--- Begin Records to use ---
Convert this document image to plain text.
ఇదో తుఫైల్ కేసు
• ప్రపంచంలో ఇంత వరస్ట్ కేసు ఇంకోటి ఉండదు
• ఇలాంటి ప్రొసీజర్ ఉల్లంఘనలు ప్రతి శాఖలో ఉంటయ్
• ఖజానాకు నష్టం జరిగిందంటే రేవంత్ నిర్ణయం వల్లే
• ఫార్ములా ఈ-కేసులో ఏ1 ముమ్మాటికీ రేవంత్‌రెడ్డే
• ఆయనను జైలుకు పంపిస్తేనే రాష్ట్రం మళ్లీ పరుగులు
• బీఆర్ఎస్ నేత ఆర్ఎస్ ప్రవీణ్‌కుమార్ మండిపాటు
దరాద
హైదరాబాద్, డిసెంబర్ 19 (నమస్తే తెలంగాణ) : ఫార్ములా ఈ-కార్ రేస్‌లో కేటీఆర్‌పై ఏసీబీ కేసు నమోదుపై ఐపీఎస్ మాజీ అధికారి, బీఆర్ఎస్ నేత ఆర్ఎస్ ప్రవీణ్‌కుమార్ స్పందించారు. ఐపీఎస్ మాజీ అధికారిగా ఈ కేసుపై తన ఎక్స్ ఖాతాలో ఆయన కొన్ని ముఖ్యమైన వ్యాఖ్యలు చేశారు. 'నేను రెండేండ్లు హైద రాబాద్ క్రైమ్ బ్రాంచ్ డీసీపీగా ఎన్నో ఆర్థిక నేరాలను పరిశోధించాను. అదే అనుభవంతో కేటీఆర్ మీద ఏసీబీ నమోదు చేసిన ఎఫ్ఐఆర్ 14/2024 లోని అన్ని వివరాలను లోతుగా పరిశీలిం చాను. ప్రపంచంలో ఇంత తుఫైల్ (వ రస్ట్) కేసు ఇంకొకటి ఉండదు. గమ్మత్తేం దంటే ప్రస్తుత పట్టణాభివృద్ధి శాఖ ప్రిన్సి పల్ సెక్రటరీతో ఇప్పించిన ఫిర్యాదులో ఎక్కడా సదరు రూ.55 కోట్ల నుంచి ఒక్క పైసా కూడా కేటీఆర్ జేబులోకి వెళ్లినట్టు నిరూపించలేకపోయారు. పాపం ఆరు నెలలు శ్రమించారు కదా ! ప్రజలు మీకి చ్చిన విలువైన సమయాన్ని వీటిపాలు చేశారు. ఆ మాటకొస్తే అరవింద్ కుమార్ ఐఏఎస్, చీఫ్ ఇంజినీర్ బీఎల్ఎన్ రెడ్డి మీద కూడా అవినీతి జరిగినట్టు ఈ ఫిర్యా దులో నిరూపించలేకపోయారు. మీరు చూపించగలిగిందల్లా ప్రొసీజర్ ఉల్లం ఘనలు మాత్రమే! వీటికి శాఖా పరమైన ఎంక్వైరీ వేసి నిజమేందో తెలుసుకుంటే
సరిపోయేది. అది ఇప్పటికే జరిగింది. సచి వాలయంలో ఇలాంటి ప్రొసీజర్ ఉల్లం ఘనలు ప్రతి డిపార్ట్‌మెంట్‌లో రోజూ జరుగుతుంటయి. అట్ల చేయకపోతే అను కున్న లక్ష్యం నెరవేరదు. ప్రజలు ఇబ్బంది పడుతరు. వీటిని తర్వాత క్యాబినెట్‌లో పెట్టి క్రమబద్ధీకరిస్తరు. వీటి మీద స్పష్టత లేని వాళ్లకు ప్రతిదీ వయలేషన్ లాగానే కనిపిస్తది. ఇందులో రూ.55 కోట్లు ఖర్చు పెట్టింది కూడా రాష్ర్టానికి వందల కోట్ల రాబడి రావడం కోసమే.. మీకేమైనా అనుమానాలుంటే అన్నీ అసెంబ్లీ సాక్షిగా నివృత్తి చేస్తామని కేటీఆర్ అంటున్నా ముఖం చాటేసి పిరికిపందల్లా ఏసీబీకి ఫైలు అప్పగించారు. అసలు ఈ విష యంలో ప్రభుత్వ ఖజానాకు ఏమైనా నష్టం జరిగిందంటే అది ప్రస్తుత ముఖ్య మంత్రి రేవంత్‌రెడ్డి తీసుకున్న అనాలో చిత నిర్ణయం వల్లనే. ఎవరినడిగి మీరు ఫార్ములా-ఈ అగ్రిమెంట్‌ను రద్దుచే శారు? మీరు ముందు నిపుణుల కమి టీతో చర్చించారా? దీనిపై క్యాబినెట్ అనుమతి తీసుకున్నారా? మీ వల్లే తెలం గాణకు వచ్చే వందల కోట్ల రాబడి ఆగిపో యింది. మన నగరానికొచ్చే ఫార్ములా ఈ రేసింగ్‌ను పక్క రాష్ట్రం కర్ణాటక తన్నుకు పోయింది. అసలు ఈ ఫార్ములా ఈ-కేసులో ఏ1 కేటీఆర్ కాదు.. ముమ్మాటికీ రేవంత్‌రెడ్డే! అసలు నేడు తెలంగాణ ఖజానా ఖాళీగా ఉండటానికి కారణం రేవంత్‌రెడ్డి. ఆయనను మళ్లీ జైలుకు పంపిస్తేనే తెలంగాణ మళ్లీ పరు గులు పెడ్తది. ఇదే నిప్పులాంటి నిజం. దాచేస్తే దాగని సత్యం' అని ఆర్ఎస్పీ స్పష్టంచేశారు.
--- End Records to use ---
Task:
Copy every record exactly as presented.

Result of this exercise:
Convert this document image to plain text.
ఇదో తుఫైల్ కేసు
• ప్రపంచంలో ఇంత వరస్ట్ కేసు ఇంకోటి ఉండదు
• ఇలాంటి ప్రొసీజర్ ఉల్లంఘనలు ప్రతి శాఖలో ఉంటయ్
• ఖజానాకు నష్టం జరిగిందంటే రేవంత్ నిర్ణయం వల్లే
• ఫార్ములా ఈ-కేసులో ఏ1 ముమ్మాటికీ రేవంత్‌రెడ్డే
• ఆయనను జైలుకు పంపిస్తేనే రాష్ట్రం మళ్లీ పరుగులు
• బీఆర్ఎస్ నేత ఆర్ఎస్ ప్రవీణ్‌కుమార్ మండిపాటు
దరాద
హైదరాబాద్, డిసెంబర్ 19 (నమస్తే తెలంగాణ) : ఫార్ములా ఈ-కార్ రేస్‌లో కేటీఆర్‌పై ఏసీబీ కేసు నమోదుపై ఐపీఎస్ మాజీ అధికారి, బీఆర్ఎస్ నేత ఆర్ఎస్ ప్రవీణ్‌కుమార్ స్పందించారు. ఐపీఎస్ మాజీ అధికారిగా ఈ కేసుపై తన ఎక్స్ ఖాతాలో ఆయన కొన్ని ముఖ్యమైన వ్యాఖ్యలు చేశారు. 'నేను రెండేండ్లు హైద రాబాద్ క్రైమ్ బ్రాంచ్ డీసీపీగా ఎన్నో ఆర్థిక నేరాలను పరిశోధించాను. అదే అనుభవంతో కేటీఆర్ మీద ఏసీబీ నమోదు చేసిన ఎఫ్ఐఆర్ 14/2024 లోని అన్ని వివరాలను లోతుగా పరిశీలిం చాను. ప్రపంచంలో ఇంత తుఫైల్ (వ రస్ట్) కేసు ఇంకొకటి ఉండదు. గమ్మత్తేం దంటే ప్రస్తుత పట్టణాభివృద్ధి శాఖ ప్రిన్సి పల్ సెక్రటరీతో ఇప్పించిన ఫిర్యాదులో ఎక్కడా సదరు రూ.55 కోట్ల నుంచి ఒక్క పైసా కూడా కేటీఆర్ జేబులోకి వెళ్లినట్టు నిరూపించలేకపోయారు. పాపం ఆరు నెలలు శ్రమించారు కదా ! ప్రజలు మీకి చ్చిన విలువైన సమయాన్ని వీటిపాలు చేశారు. ఆ మాటకొస్తే అరవింద్ కుమార్ ఐఏఎస్, చీఫ్ ఇంజినీర్ బీఎల్ఎన్ రెడ్డి మీద కూడా అవినీతి జరిగినట్టు ఈ ఫిర్యా దులో నిరూపించలేకపోయారు. మీరు చూపించగలిగిందల్లా ప్రొసీజర్ ఉల్లం ఘనలు మాత్రమే! వీటికి శాఖా పరమైన ఎంక్వైరీ వేసి నిజమేందో తెలుసుకుంటే
సరిపోయేది. అది ఇప్పటికే జరిగింది. సచి వాలయంలో ఇలాంటి ప్రొసీజర్ ఉల్లం ఘనలు ప్రతి డిపార్ట్‌మెంట్‌లో రోజూ జరుగుతుంటయి. అట్ల చేయకపోతే అను కున్న లక్ష్యం నెరవేరదు. ప్రజలు ఇబ్బంది పడుతరు. వీటిని తర్వాత క్యాబినెట్‌లో పెట్టి క్రమబద్ధీకరిస్తరు. వీటి మీద స్పష్టత లేని వాళ్లకు ప్రతిదీ వయలేషన్ లాగానే కనిపిస్తది. ఇందులో రూ.55 కోట్లు ఖర్చు పెట్టింది కూడా రాష్ర్టానికి వందల కోట్ల రాబడి రావడం కోసమే.. మీకేమైనా అనుమానాలుంటే అన్నీ అసెంబ్లీ సాక్షిగా నివృత్తి చేస్తామని కేటీఆర్ అంటున్నా ముఖం చాటేసి పిరికిపందల్లా ఏసీబీకి ఫైలు అప్పగించారు. అసలు ఈ విష యంలో ప్రభుత్వ ఖజానాకు ఏమైనా నష్టం జరిగిందంటే అది ప్రస్తుత ముఖ్య మంత్రి రేవంత్‌రెడ్డి తీసుకున్న అనాలో చిత నిర్ణయం వల్లనే. ఎవరినడిగి మీరు ఫార్ములా-ఈ అగ్రిమెంట్‌ను రద్దుచే శారు? మీరు ముందు నిపుణుల కమి టీతో చర్చించారా? దీనిపై క్యాబినెట్ అనుమతి తీసుకున్నారా? మీ వల్లే తెలం గాణకు వచ్చే వందల కోట్ల రాబడి ఆగిపో యింది. మన నగరానికొచ్చే ఫార్ములా ఈ రేసింగ్‌ను పక్క రాష్ట్రం కర్ణాటక తన్నుకు పోయింది. అసలు ఈ ఫార్ములా ఈ-కేసులో ఏ1 కేటీఆర్ కాదు.. ముమ్మాటికీ రేవంత్‌రెడ్డే! అసలు నేడు తెలంగాణ ఖజానా ఖాళీగా ఉండటానికి కారణం రేవంత్‌రెడ్డి. ఆయనను మళ్లీ జైలుకు పంపిస్తేనే తెలంగాణ మళ్లీ పరు గులు పెడ్తది. ఇదే నిప్పులాంటి నిజం. దాచేస్తే దాగని సత్యం' అని ఆర్ఎస్పీ స్పష్టంచేశారు.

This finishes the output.